[Extracted data entries]
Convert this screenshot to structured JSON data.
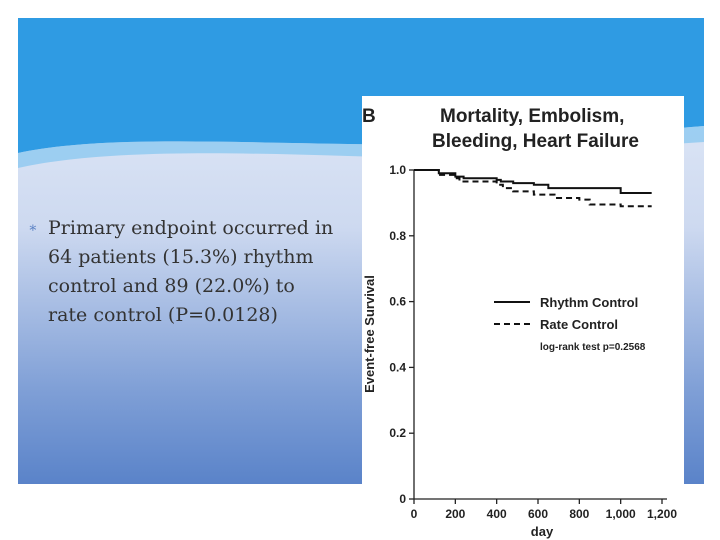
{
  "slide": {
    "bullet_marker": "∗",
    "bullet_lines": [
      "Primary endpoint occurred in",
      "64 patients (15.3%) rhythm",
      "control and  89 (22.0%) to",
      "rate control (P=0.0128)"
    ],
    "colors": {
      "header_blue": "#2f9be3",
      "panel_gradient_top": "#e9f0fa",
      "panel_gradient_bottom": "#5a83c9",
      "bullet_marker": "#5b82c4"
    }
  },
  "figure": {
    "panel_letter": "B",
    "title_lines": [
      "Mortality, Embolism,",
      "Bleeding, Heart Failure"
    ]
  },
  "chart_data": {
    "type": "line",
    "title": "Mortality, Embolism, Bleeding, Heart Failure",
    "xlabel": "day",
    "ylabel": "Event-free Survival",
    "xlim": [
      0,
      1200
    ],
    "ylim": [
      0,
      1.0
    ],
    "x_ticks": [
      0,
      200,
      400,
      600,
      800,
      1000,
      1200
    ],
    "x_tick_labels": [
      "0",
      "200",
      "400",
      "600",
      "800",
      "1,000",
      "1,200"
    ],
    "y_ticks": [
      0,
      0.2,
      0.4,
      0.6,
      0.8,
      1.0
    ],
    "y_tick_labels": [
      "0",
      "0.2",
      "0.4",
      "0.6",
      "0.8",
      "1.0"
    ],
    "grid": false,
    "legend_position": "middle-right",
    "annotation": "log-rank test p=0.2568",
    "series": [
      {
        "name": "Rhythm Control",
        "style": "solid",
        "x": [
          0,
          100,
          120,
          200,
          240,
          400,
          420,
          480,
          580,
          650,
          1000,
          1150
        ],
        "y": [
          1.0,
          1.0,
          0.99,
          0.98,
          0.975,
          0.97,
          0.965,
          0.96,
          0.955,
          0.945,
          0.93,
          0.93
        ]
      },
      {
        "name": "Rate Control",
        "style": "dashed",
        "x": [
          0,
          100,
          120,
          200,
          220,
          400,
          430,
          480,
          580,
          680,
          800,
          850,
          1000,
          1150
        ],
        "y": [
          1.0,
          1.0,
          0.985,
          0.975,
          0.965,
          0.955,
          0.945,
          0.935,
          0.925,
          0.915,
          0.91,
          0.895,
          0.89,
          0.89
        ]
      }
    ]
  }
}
==
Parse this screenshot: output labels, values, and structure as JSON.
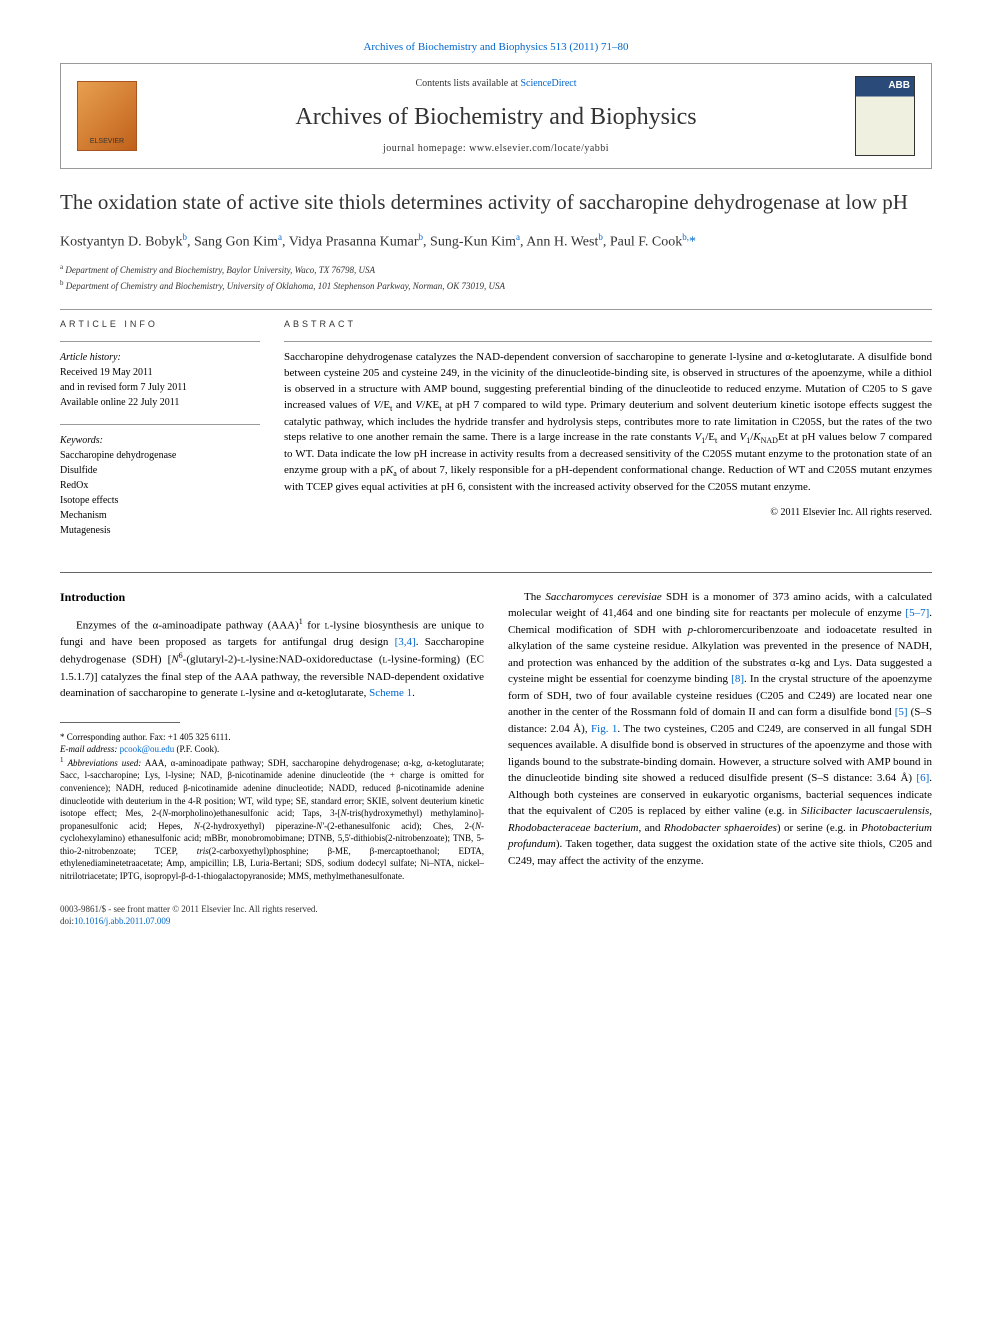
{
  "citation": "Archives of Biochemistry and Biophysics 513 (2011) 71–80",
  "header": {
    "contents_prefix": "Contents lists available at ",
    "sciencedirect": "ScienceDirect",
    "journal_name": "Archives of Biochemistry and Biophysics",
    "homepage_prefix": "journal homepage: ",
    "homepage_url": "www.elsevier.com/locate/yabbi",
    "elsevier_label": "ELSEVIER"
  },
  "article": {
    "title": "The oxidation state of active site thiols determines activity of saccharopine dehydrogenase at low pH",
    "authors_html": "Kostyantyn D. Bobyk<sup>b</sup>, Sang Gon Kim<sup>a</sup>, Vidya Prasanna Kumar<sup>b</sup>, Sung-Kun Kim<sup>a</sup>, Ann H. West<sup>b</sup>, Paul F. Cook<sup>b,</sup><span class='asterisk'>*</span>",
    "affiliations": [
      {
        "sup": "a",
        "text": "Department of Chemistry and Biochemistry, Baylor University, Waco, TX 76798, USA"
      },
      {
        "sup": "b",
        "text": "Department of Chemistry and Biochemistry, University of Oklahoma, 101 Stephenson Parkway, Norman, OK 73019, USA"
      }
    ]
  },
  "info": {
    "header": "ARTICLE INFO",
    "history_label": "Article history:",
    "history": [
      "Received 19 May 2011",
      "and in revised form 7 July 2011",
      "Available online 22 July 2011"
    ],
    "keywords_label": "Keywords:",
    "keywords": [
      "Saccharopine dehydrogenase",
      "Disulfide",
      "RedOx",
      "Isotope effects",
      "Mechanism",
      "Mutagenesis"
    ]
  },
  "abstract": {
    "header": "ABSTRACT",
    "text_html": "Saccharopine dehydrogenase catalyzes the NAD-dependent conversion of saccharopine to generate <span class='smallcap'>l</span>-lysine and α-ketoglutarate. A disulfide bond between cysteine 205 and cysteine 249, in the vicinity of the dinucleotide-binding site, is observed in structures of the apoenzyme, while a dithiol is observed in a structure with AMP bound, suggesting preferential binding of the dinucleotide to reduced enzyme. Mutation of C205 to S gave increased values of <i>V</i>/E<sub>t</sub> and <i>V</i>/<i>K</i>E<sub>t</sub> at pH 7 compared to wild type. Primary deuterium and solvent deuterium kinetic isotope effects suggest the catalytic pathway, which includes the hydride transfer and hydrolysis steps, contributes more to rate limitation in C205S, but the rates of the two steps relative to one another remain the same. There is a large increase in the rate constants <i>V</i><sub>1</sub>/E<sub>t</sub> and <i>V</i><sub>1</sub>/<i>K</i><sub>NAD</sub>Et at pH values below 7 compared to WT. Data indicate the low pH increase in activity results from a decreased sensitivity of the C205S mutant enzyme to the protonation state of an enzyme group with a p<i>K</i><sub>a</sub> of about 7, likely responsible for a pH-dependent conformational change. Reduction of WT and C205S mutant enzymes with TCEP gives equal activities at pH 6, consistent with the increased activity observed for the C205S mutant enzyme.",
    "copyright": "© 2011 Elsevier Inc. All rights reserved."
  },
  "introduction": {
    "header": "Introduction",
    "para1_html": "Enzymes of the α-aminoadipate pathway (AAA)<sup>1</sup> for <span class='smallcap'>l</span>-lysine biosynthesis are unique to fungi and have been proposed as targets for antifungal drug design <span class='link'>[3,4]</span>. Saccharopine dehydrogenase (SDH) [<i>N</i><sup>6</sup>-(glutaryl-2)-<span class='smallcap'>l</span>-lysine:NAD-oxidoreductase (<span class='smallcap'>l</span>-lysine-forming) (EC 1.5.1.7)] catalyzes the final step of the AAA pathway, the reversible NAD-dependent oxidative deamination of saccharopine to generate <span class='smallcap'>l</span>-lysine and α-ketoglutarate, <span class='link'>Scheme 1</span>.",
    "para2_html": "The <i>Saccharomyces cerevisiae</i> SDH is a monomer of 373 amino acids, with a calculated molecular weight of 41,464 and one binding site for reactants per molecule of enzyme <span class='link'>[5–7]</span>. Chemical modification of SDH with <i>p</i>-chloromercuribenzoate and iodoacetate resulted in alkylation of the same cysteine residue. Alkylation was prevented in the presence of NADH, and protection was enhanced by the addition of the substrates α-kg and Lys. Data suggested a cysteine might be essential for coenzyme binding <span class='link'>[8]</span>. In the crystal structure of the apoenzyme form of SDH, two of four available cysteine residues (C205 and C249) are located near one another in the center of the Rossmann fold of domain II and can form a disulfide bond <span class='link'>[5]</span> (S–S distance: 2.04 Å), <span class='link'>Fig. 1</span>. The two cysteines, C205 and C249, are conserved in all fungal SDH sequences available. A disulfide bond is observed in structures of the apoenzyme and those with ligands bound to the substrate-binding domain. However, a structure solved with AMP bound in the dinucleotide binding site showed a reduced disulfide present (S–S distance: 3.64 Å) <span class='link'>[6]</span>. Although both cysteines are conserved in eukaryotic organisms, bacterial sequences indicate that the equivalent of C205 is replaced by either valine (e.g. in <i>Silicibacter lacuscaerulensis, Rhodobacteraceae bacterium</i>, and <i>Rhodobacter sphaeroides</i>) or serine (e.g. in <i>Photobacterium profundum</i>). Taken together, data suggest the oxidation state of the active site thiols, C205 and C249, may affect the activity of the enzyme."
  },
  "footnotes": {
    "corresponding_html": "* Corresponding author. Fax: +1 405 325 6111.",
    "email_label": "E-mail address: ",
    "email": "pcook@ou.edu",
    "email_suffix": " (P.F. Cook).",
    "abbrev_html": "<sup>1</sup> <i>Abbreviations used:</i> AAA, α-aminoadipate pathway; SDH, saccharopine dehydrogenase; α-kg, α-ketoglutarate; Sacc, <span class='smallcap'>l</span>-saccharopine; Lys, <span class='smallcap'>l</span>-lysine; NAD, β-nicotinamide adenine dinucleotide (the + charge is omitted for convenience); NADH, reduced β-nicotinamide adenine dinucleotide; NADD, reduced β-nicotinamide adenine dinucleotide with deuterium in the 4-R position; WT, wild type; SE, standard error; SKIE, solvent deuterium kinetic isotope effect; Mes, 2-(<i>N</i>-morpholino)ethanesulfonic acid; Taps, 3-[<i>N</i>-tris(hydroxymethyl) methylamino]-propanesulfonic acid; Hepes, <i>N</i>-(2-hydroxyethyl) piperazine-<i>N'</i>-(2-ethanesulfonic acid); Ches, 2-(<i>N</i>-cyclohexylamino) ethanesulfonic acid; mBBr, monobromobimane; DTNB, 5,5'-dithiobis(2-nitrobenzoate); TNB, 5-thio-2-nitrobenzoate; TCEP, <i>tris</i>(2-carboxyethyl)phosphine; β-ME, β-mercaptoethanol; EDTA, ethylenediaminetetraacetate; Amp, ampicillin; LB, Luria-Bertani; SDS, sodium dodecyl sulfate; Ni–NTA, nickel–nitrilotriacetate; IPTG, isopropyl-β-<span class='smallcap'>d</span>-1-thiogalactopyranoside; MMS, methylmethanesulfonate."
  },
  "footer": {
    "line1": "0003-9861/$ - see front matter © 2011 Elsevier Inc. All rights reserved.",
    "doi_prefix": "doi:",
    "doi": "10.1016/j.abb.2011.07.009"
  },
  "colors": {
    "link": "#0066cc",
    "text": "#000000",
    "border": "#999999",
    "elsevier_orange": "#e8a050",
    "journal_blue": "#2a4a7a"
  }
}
---
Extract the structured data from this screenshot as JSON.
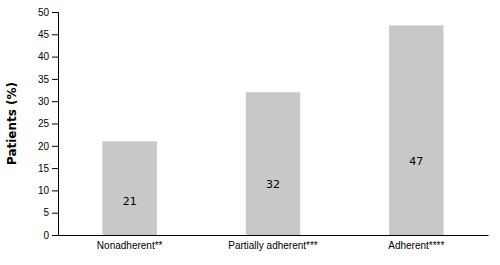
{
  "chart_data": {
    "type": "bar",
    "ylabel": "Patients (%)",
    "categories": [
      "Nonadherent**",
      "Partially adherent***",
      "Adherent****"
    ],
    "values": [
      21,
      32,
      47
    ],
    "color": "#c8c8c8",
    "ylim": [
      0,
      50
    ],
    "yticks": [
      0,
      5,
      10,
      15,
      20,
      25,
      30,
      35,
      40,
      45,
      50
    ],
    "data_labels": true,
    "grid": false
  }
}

# Exercise description
State the number of lines in the entries above that contain the word "Biophysics", and nothing more.

# Exercise response
2